**Extracted information:**
————————

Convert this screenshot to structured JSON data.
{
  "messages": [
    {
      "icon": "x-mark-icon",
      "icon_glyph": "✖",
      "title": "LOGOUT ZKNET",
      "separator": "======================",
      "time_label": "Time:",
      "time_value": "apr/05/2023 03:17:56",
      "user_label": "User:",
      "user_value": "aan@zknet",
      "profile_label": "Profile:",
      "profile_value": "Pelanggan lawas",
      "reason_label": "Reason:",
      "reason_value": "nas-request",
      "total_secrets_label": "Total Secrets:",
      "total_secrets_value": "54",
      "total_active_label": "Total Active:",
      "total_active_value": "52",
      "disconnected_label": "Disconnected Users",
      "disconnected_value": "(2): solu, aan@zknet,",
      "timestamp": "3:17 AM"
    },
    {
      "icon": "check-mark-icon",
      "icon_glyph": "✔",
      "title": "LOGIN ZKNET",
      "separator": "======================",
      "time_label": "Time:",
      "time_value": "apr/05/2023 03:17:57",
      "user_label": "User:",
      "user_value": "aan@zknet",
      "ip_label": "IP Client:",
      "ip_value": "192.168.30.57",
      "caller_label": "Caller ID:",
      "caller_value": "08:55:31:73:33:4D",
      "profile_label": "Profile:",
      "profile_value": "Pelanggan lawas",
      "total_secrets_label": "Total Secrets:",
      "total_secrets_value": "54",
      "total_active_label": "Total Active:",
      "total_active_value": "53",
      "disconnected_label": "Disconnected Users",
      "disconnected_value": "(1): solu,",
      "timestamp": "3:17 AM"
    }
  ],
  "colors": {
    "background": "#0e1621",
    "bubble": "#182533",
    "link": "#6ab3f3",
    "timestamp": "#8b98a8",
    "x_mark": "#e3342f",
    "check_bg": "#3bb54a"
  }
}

————————

**Job:** Write out the data exactly as it stands.

**Expected answer:**
Convert this screenshot to structured JSON data.
{
  "messages": [
    {
      "icon": "x-mark-icon",
      "icon_glyph": "✖",
      "title": "LOGOUT ZKNET",
      "separator": "======================",
      "time_label": "Time:",
      "time_value": "apr/05/2023 03:17:56",
      "user_label": "User:",
      "user_value": "aan@zknet",
      "profile_label": "Profile:",
      "profile_value": "Pelanggan lawas",
      "reason_label": "Reason:",
      "reason_value": "nas-request",
      "total_secrets_label": "Total Secrets:",
      "total_secrets_value": "54",
      "total_active_label": "Total Active:",
      "total_active_value": "52",
      "disconnected_label": "Disconnected Users",
      "disconnected_value": "(2): solu, aan@zknet,",
      "timestamp": "3:17 AM"
    },
    {
      "icon": "check-mark-icon",
      "icon_glyph": "✔",
      "title": "LOGIN ZKNET",
      "separator": "======================",
      "time_label": "Time:",
      "time_value": "apr/05/2023 03:17:57",
      "user_label": "User:",
      "user_value": "aan@zknet",
      "ip_label": "IP Client:",
      "ip_value": "192.168.30.57",
      "caller_label": "Caller ID:",
      "caller_value": "08:55:31:73:33:4D",
      "profile_label": "Profile:",
      "profile_value": "Pelanggan lawas",
      "total_secrets_label": "Total Secrets:",
      "total_secrets_value": "54",
      "total_active_label": "Total Active:",
      "total_active_value": "53",
      "disconnected_label": "Disconnected Users",
      "disconnected_value": "(1): solu,",
      "timestamp": "3:17 AM"
    }
  ],
  "colors": {
    "background": "#0e1621",
    "bubble": "#182533",
    "link": "#6ab3f3",
    "timestamp": "#8b98a8",
    "x_mark": "#e3342f",
    "check_bg": "#3bb54a"
  }
}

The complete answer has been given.